- EXERCISE BRIEF: Without the images, write out all of the following entries exactly.

- INFORMATION PROVIDED:
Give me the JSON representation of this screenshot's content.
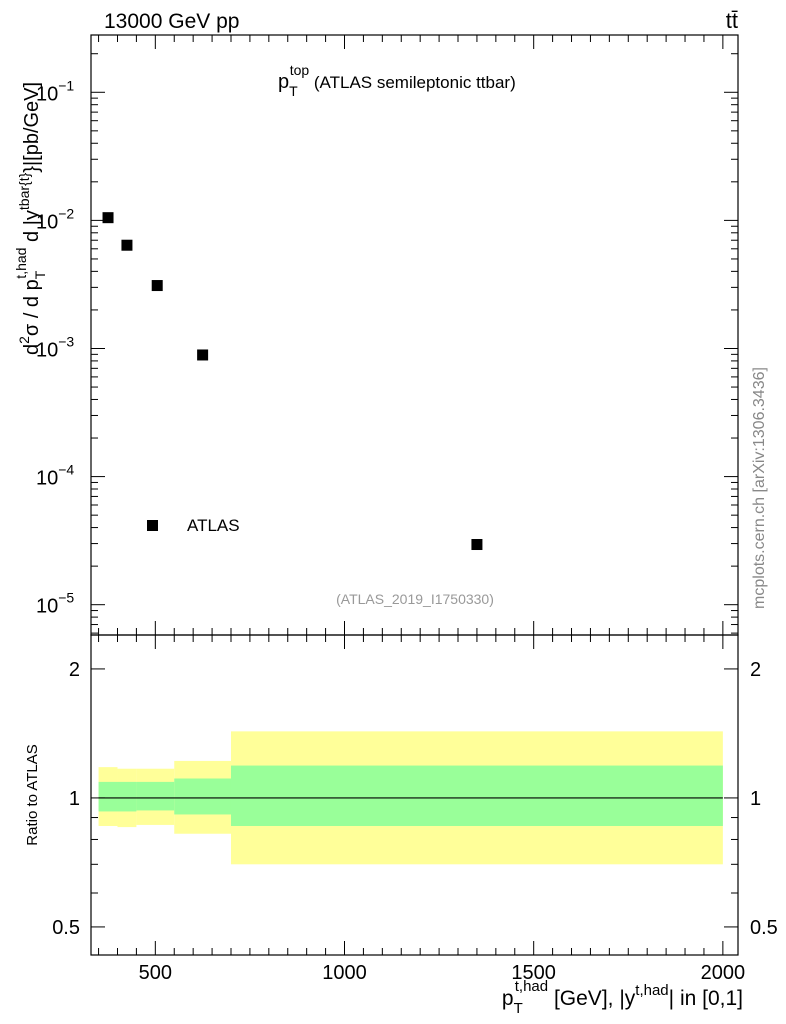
{
  "header": {
    "energy_label": "13000 GeV pp",
    "process_label": "tt̄",
    "watermark": "mcplots.cern.ch [arXiv:1306.3436]"
  },
  "chart_data": [
    {
      "type": "scatter",
      "panel": "main",
      "title": {
        "main": "p",
        "sub": "T",
        "sup": "top",
        "rest": " (ATLAS semileptonic ttbar)"
      },
      "analysis_id": "(ATLAS_2019_I1750330)",
      "ylabel": {
        "d2": "d",
        "d2_sup": "2",
        "sigma": "σ  /  d p",
        "pt_sub": "T",
        "pt_sup": "t,had",
        "d_y": " d |y",
        "y_sup": "tbar{t}",
        "units": "}|[pb/GeV]"
      },
      "yscale": "log",
      "xlim": [
        330,
        2040
      ],
      "ylim": [
        5.8e-06,
        0.28
      ],
      "y_ticks": [
        {
          "value": 0.1,
          "label": "10",
          "exp": "−1"
        },
        {
          "value": 0.01,
          "label": "10",
          "exp": "−2"
        },
        {
          "value": 0.001,
          "label": "10",
          "exp": "−3"
        },
        {
          "value": 0.0001,
          "label": "10",
          "exp": "−4"
        },
        {
          "value": 1e-05,
          "label": "10",
          "exp": "−5"
        }
      ],
      "series": [
        {
          "name": "ATLAS",
          "marker": "square",
          "color": "#000000",
          "points": [
            {
              "x": 375,
              "y": 0.0105
            },
            {
              "x": 425,
              "y": 0.0064
            },
            {
              "x": 505,
              "y": 0.0031
            },
            {
              "x": 625,
              "y": 0.00089
            },
            {
              "x": 1350,
              "y": 2.95e-05
            }
          ]
        }
      ],
      "legend_position": "bottom-left"
    },
    {
      "type": "area",
      "panel": "ratio",
      "ylabel": "Ratio to ATLAS",
      "xlabel": {
        "p": "p",
        "sub": "T",
        "sup": "t,had",
        "mid": " [GeV], |y",
        "y_sup": "t,had",
        "end": "| in [0,1]"
      },
      "xlim": [
        330,
        2040
      ],
      "ylim": [
        0.43,
        2.4
      ],
      "x_ticks": [
        500,
        1000,
        1500,
        2000
      ],
      "y_ticks": [
        0.5,
        1,
        2
      ],
      "reference_line": 1,
      "bins": [
        {
          "x": [
            350,
            400
          ],
          "stat": [
            0.93,
            1.09
          ],
          "total": [
            0.86,
            1.18
          ]
        },
        {
          "x": [
            400,
            450
          ],
          "stat": [
            0.93,
            1.09
          ],
          "total": [
            0.855,
            1.17
          ]
        },
        {
          "x": [
            450,
            550
          ],
          "stat": [
            0.935,
            1.09
          ],
          "total": [
            0.865,
            1.17
          ]
        },
        {
          "x": [
            550,
            700
          ],
          "stat": [
            0.915,
            1.11
          ],
          "total": [
            0.825,
            1.22
          ]
        },
        {
          "x": [
            700,
            2000
          ],
          "stat": [
            0.86,
            1.19
          ],
          "total": [
            0.7,
            1.43
          ]
        }
      ],
      "colors": {
        "stat": "#99ff99",
        "total": "#ffff99"
      }
    }
  ]
}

- RESPONSE FOR THIS EXERCISE:
Give me the JSON representation of this screenshot's content.
{
  "header": {
    "energy_label": "13000 GeV pp",
    "process_label": "tt̄",
    "watermark": "mcplots.cern.ch [arXiv:1306.3436]"
  },
  "chart_data": [
    {
      "type": "scatter",
      "panel": "main",
      "title": {
        "main": "p",
        "sub": "T",
        "sup": "top",
        "rest": " (ATLAS semileptonic ttbar)"
      },
      "analysis_id": "(ATLAS_2019_I1750330)",
      "ylabel": {
        "d2": "d",
        "d2_sup": "2",
        "sigma": "σ  /  d p",
        "pt_sub": "T",
        "pt_sup": "t,had",
        "d_y": " d |y",
        "y_sup": "tbar{t}",
        "units": "}|[pb/GeV]"
      },
      "yscale": "log",
      "xlim": [
        330,
        2040
      ],
      "ylim": [
        5.8e-06,
        0.28
      ],
      "y_ticks": [
        {
          "value": 0.1,
          "label": "10",
          "exp": "−1"
        },
        {
          "value": 0.01,
          "label": "10",
          "exp": "−2"
        },
        {
          "value": 0.001,
          "label": "10",
          "exp": "−3"
        },
        {
          "value": 0.0001,
          "label": "10",
          "exp": "−4"
        },
        {
          "value": 1e-05,
          "label": "10",
          "exp": "−5"
        }
      ],
      "series": [
        {
          "name": "ATLAS",
          "marker": "square",
          "color": "#000000",
          "points": [
            {
              "x": 375,
              "y": 0.0105
            },
            {
              "x": 425,
              "y": 0.0064
            },
            {
              "x": 505,
              "y": 0.0031
            },
            {
              "x": 625,
              "y": 0.00089
            },
            {
              "x": 1350,
              "y": 2.95e-05
            }
          ]
        }
      ],
      "legend_position": "bottom-left"
    },
    {
      "type": "area",
      "panel": "ratio",
      "ylabel": "Ratio to ATLAS",
      "xlabel": {
        "p": "p",
        "sub": "T",
        "sup": "t,had",
        "mid": " [GeV], |y",
        "y_sup": "t,had",
        "end": "| in [0,1]"
      },
      "xlim": [
        330,
        2040
      ],
      "ylim": [
        0.43,
        2.4
      ],
      "x_ticks": [
        500,
        1000,
        1500,
        2000
      ],
      "y_ticks": [
        0.5,
        1,
        2
      ],
      "reference_line": 1,
      "bins": [
        {
          "x": [
            350,
            400
          ],
          "stat": [
            0.93,
            1.09
          ],
          "total": [
            0.86,
            1.18
          ]
        },
        {
          "x": [
            400,
            450
          ],
          "stat": [
            0.93,
            1.09
          ],
          "total": [
            0.855,
            1.17
          ]
        },
        {
          "x": [
            450,
            550
          ],
          "stat": [
            0.935,
            1.09
          ],
          "total": [
            0.865,
            1.17
          ]
        },
        {
          "x": [
            550,
            700
          ],
          "stat": [
            0.915,
            1.11
          ],
          "total": [
            0.825,
            1.22
          ]
        },
        {
          "x": [
            700,
            2000
          ],
          "stat": [
            0.86,
            1.19
          ],
          "total": [
            0.7,
            1.43
          ]
        }
      ],
      "colors": {
        "stat": "#99ff99",
        "total": "#ffff99"
      }
    }
  ]
}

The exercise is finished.